Problem to work on
Records follow. Copy every line with "сады".

(Collected data entries)
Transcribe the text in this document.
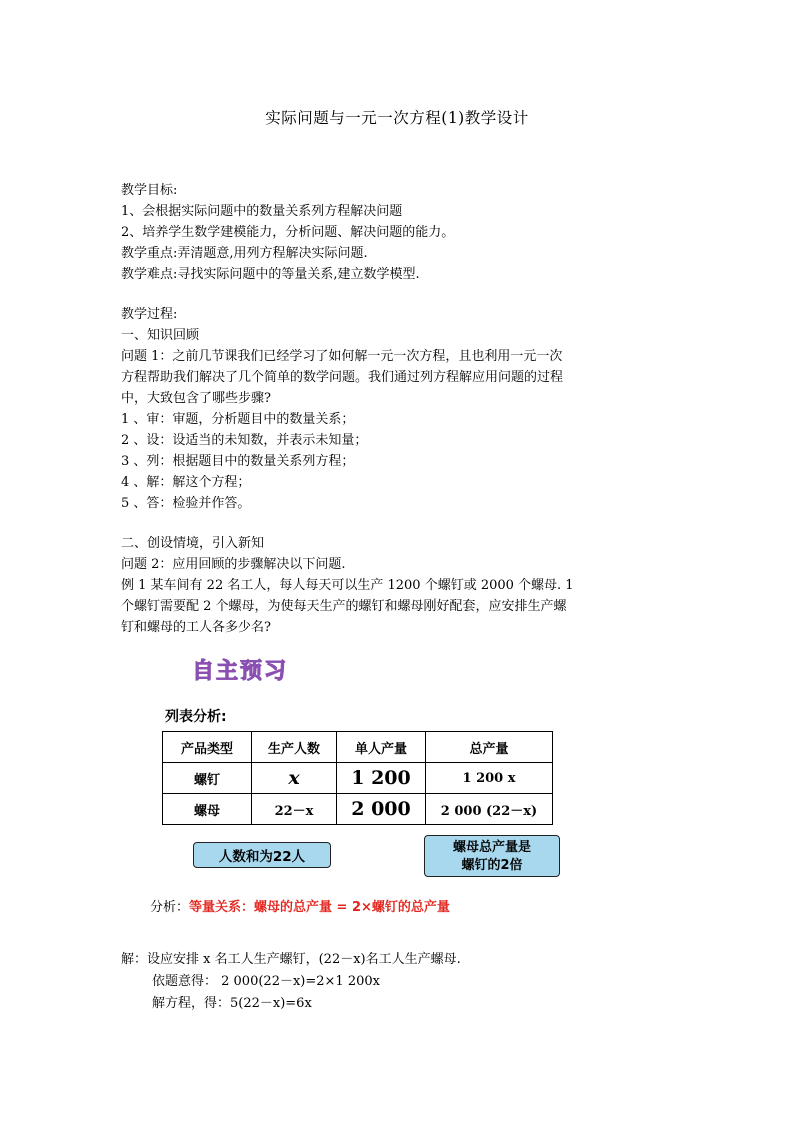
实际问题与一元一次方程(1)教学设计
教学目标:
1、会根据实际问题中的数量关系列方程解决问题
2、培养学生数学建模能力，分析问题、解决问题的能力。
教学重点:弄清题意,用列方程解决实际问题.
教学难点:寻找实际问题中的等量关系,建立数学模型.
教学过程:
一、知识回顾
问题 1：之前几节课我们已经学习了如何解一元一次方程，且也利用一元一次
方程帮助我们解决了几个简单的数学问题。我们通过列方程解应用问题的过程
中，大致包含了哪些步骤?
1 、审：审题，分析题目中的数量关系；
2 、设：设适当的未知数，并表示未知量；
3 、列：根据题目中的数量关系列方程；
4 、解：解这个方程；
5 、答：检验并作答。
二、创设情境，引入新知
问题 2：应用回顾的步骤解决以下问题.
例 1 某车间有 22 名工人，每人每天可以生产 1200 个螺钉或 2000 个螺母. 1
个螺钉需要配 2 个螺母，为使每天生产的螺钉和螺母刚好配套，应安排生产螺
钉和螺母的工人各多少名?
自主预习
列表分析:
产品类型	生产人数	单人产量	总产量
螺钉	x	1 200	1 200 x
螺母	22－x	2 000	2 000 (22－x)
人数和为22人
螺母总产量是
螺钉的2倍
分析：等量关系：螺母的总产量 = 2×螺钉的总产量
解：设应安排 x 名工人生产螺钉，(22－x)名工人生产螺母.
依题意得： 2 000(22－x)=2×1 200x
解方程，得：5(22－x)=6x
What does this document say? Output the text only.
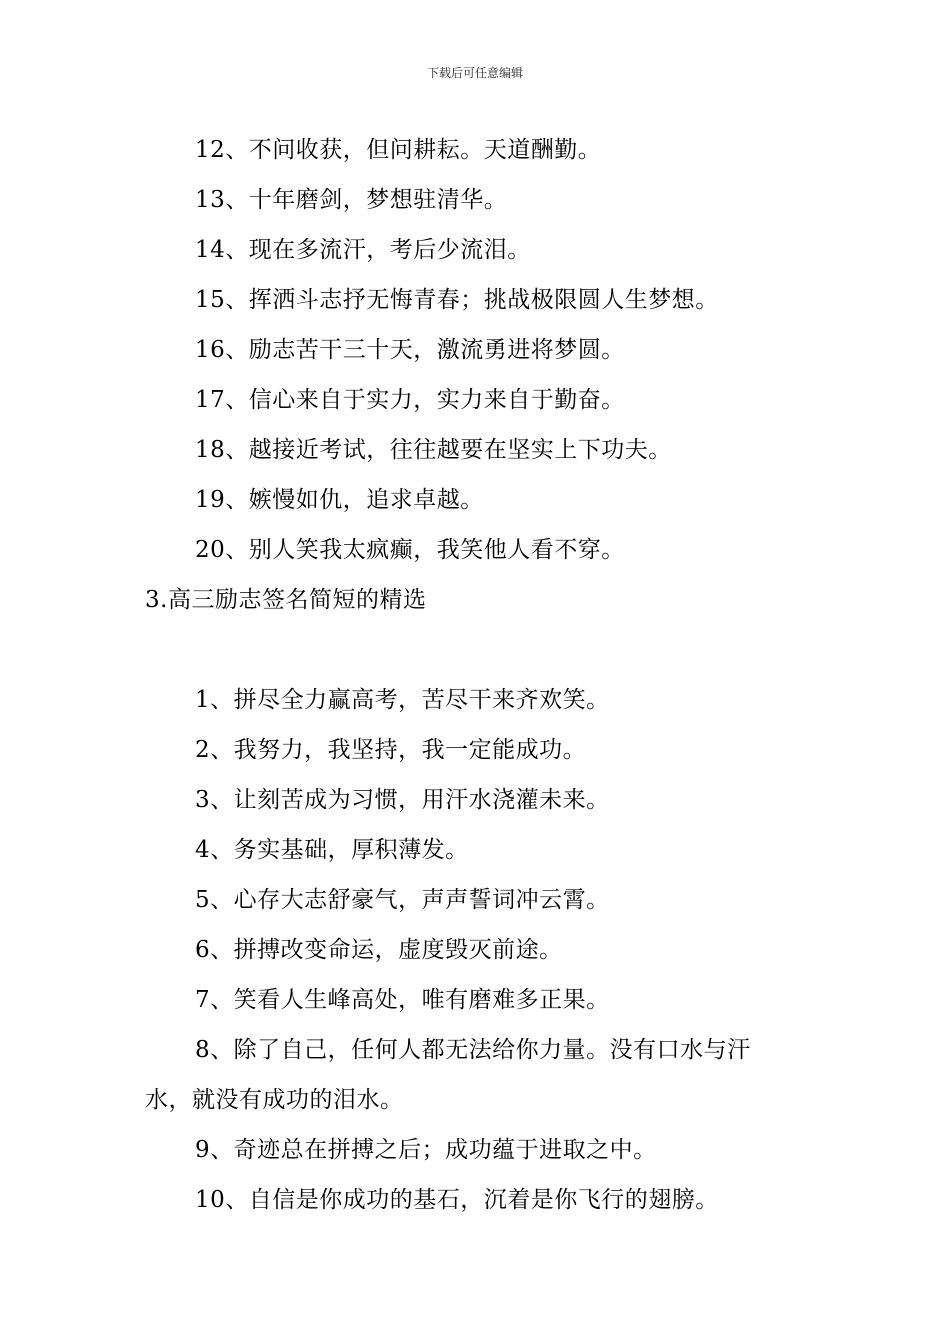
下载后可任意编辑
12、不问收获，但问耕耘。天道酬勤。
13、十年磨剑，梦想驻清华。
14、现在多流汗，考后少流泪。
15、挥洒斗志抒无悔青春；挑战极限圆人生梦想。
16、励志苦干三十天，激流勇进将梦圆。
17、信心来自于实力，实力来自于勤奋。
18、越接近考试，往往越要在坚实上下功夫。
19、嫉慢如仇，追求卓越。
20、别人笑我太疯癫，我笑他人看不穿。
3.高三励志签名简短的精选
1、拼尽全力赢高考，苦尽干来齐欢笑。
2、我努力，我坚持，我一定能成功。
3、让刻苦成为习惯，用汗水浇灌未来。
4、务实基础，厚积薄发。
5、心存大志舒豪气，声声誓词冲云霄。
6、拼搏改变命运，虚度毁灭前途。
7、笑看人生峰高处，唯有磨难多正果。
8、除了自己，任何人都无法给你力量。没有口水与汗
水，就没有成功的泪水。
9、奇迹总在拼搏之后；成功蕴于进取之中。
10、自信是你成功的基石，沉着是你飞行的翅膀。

---

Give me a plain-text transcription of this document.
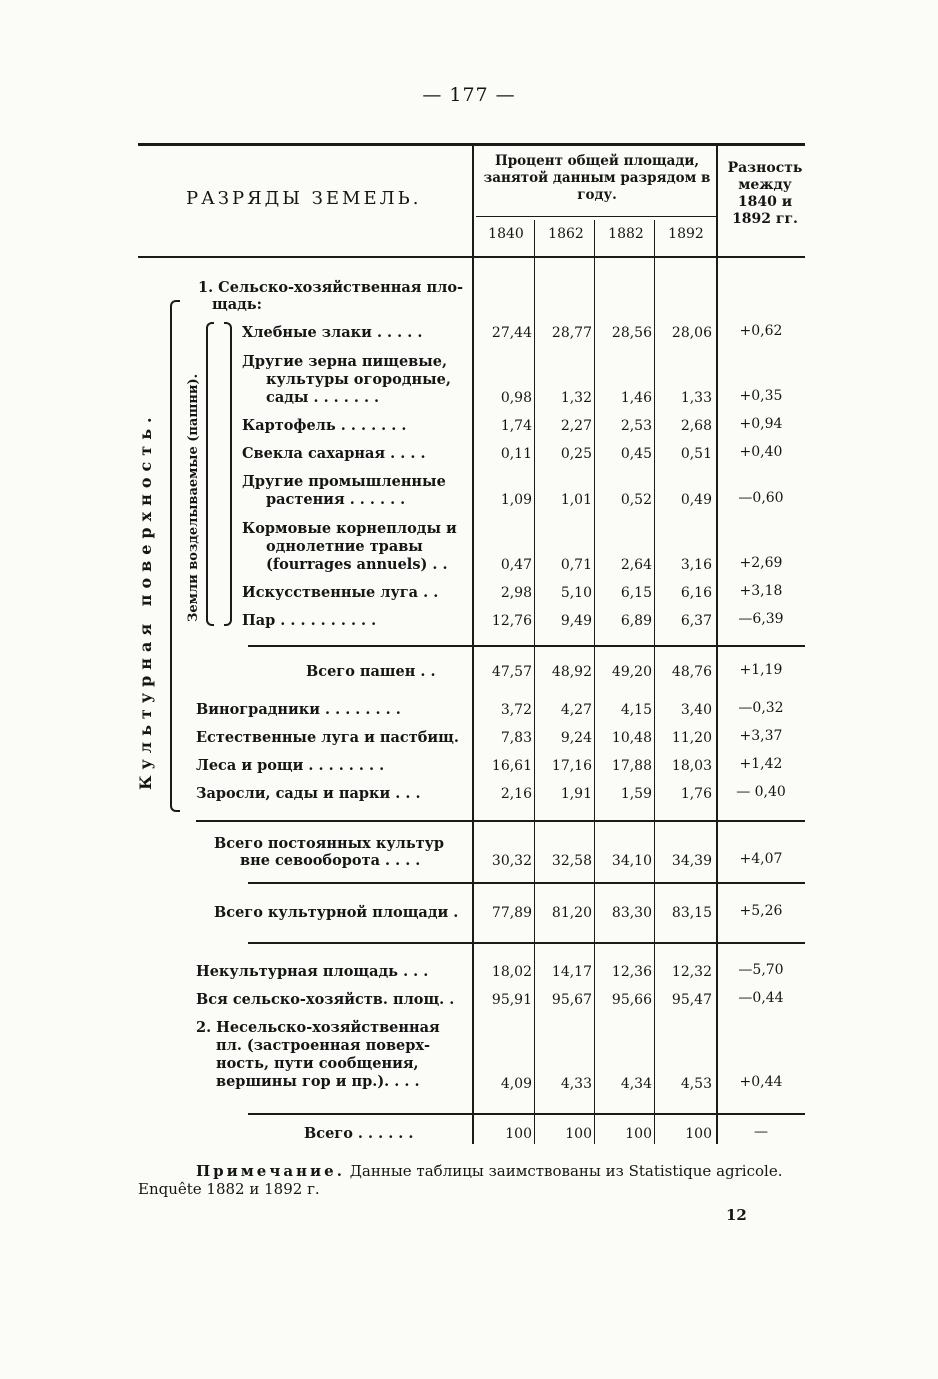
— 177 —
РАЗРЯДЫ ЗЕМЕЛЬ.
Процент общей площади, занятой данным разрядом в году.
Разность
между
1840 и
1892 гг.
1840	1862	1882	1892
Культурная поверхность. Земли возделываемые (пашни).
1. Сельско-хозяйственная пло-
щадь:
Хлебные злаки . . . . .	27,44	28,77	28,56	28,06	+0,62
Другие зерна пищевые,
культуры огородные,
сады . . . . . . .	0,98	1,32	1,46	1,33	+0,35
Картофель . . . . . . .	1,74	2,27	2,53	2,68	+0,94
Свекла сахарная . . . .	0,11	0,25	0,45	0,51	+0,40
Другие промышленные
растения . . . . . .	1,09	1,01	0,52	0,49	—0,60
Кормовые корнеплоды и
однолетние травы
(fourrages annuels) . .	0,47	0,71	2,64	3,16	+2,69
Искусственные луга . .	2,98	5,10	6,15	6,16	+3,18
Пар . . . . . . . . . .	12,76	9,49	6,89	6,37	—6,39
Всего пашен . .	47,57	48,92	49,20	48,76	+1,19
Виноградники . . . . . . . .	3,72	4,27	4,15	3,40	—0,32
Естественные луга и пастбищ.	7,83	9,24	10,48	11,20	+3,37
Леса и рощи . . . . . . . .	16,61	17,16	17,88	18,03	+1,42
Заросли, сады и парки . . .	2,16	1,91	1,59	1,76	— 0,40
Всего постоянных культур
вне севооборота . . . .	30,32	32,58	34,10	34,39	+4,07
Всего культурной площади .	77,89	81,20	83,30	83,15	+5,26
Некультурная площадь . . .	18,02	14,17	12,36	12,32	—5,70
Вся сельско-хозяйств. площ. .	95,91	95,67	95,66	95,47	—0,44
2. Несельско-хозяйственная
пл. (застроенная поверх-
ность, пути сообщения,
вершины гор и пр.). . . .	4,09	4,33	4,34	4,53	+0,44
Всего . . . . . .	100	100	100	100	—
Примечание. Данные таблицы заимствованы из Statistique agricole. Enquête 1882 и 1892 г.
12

Response
сады . . . . . . .	0,98	1,32	1,46	1,33	+0,35
Заросли, сады и парки . . .	2,16	1,91	1,59	1,76	— 0,40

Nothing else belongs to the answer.